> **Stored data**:

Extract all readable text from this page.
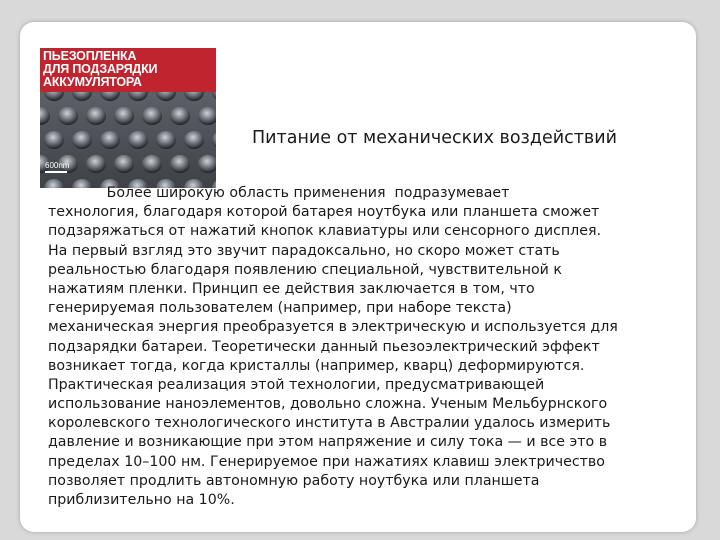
ПЬЕЗОПЛЕНКА
ДЛЯ ПОДЗАРЯДКИ
АККУМУЛЯТОРА
600nm
Питание от механических воздействий

Более широкую область применения  подразумевает
технология, благодаря которой батарея ноутбука или планшета сможет
подзаряжаться от нажатий кнопок клавиатуры или сенсорного дисплея.
На первый взгляд это звучит парадоксально, но скоро может стать
реальностью благодаря появлению специальной, чувствительной к
нажатиям пленки. Принцип ее действия заключается в том, что
генерируемая пользователем (например, при наборе текста)
механическая энергия преобразуется в электрическую и используется для
подзарядки батареи. Теоретически данный пьезоэлектрический эффект
возникает тогда, когда кристаллы (например, кварц) деформируются.
Практическая реализация этой технологии, предусматривающей
использование наноэлементов, довольно сложна. Ученым Мельбурнского
королевского технологического института в Австралии удалось измерить
давление и возникающие при этом напряжение и силу тока — и все это в
пределах 10–100 нм. Генерируемое при нажатиях клавиш электричество
позволяет продлить автономную работу ноутбука или планшета
приблизительно на 10%.
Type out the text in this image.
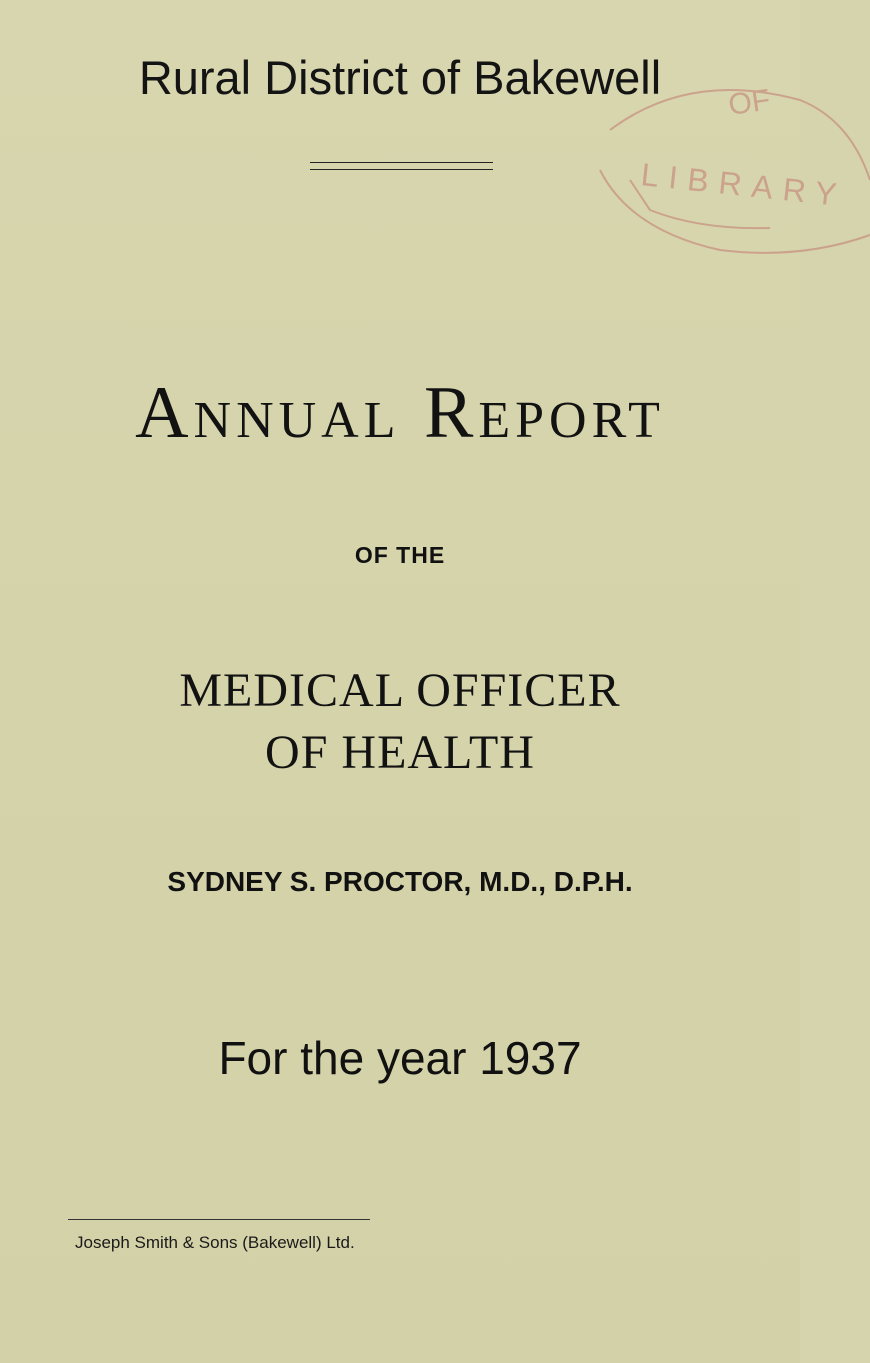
OF
LIBRARY
Rural District of Bakewell
Annual Report
OF THE
MEDICAL OFFICER
OF HEALTH
SYDNEY S. PROCTOR, M.D., D.P.H.
For the year 1937
Joseph Smith & Sons (Bakewell) Ltd.
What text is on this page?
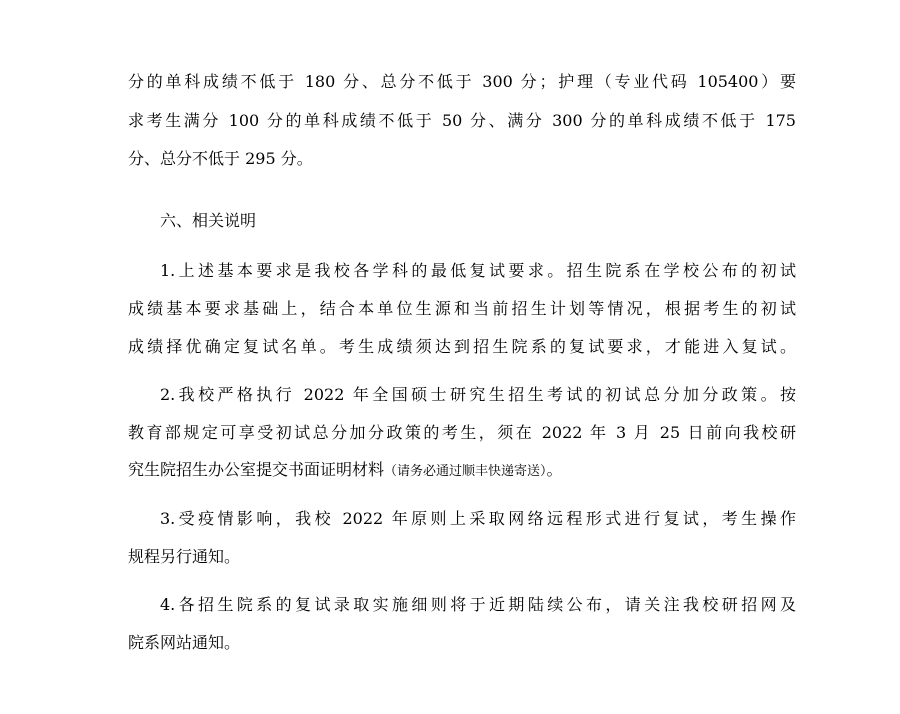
分的单科成绩不低于 180 分、总分不低于 300 分；护理（专业代码 105400）要
求考生满分 100 分的单科成绩不低于 50 分、满分 300 分的单科成绩不低于 175
分、总分不低于 295 分。
六、相关说明
1.上述基本要求是我校各学科的最低复试要求。招生院系在学校公布的初试
成绩基本要求基础上，结合本单位生源和当前招生计划等情况，根据考生的初试
成绩择优确定复试名单。考生成绩须达到招生院系的复试要求，才能进入复试。
2.我校严格执行 2022 年全国硕士研究生招生考试的初试总分加分政策。按
教育部规定可享受初试总分加分政策的考生，须在 2022 年 3 月 25 日前向我校研
究生院招生办公室提交书面证明材料（请务必通过顺丰快递寄送）。
3.受疫情影响，我校 2022 年原则上采取网络远程形式进行复试，考生操作
规程另行通知。
4.各招生院系的复试录取实施细则将于近期陆续公布，请关注我校研招网及
院系网站通知。
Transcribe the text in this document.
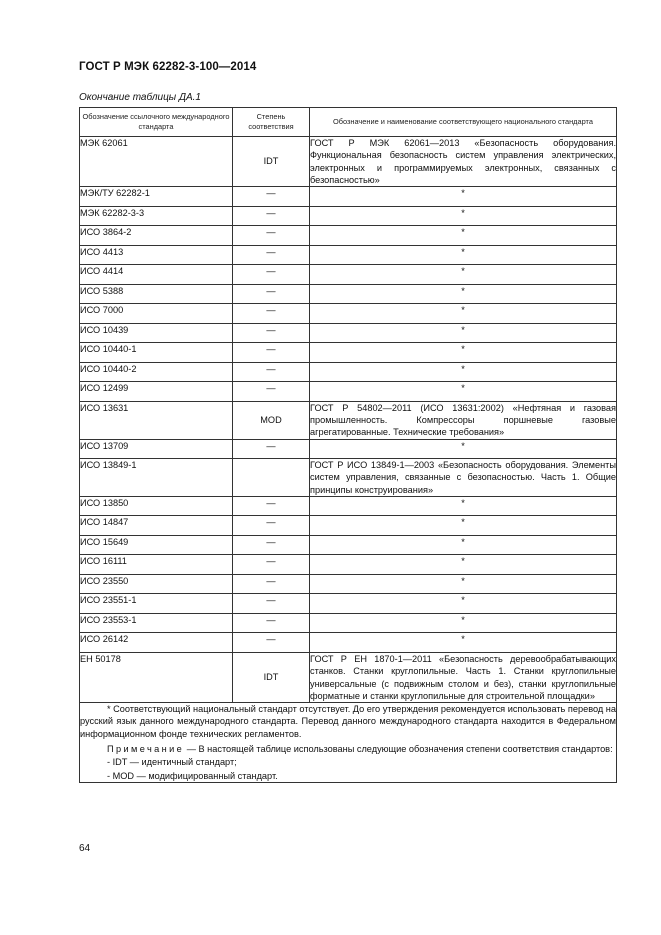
ГОСТ Р МЭК 62282-3-100—2014
Окончание таблицы ДА.1
Обозначение ссылочного международного стандарта	Степень соответствия	Обозначение и наименование соответствующего национального стандарта
МЭК 62061	IDT	ГОСТ Р МЭК 62061—2013 «Безопасность оборудования. Функциональная безопасность систем управления электрических, электронных и программируемых электронных, связанных с безопасностью»
МЭК/ТУ 62282-1	—	*
МЭК 62282-3-3	—	*
ИСО 3864-2	—	*
ИСО 4413	—	*
ИСО 4414	—	*
ИСО 5388	—	*
ИСО 7000	—	*
ИСО 10439	—	*
ИСО 10440-1	—	*
ИСО 10440-2	—	*
ИСО 12499	—	*
ИСО 13631	MOD	ГОСТ Р 54802—2011 (ИСО 13631:2002) «Нефтяная и газовая промышленность. Компрессоры поршневые газовые агрегатированные. Технические требования»
ИСО 13709	—	*
ИСО 13849-1		ГОСТ Р ИСО 13849-1—2003 «Безопасность оборудования. Элементы систем управления, связанные с безопасностью. Часть 1. Общие принципы конструирования»
ИСО 13850	—	*
ИСО 14847	—	*
ИСО 15649	—	*
ИСО 16111	—	*
ИСО 23550	—	*
ИСО 23551-1	—	*
ИСО 23553-1	—	*
ИСО 26142	—	*
ЕН 50178	IDT	ГОСТ Р ЕН 1870-1—2011 «Безопасность деревообрабатывающих станков. Станки круглопильные. Часть 1. Станки круглопильные универсальные (с подвижным столом и без), станки круглопильные форматные и станки круглопильные для строительной площадки»

* Соответствующий национальный стандарт отсутствует. До его утверждения рекомендуется использовать перевод на русский язык данного международного стандарта. Перевод данного международного стандарта находится в Федеральном информационном фонде технических регламентов.

Примечание — В настоящей таблице использованы следующие обозначения степени соответствия стандартов:

- IDT — идентичный стандарт;
- MOD — модифицированный стандарт.		
64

> **GOAL**:
Go through the material and select each line with the string "ноутбука" in it.

> **SOLUTION FOR THIS PROBLEM**:
технология, благодаря которой батарея ноутбука или планшета сможет
позволяет продлить автономную работу ноутбука или планшета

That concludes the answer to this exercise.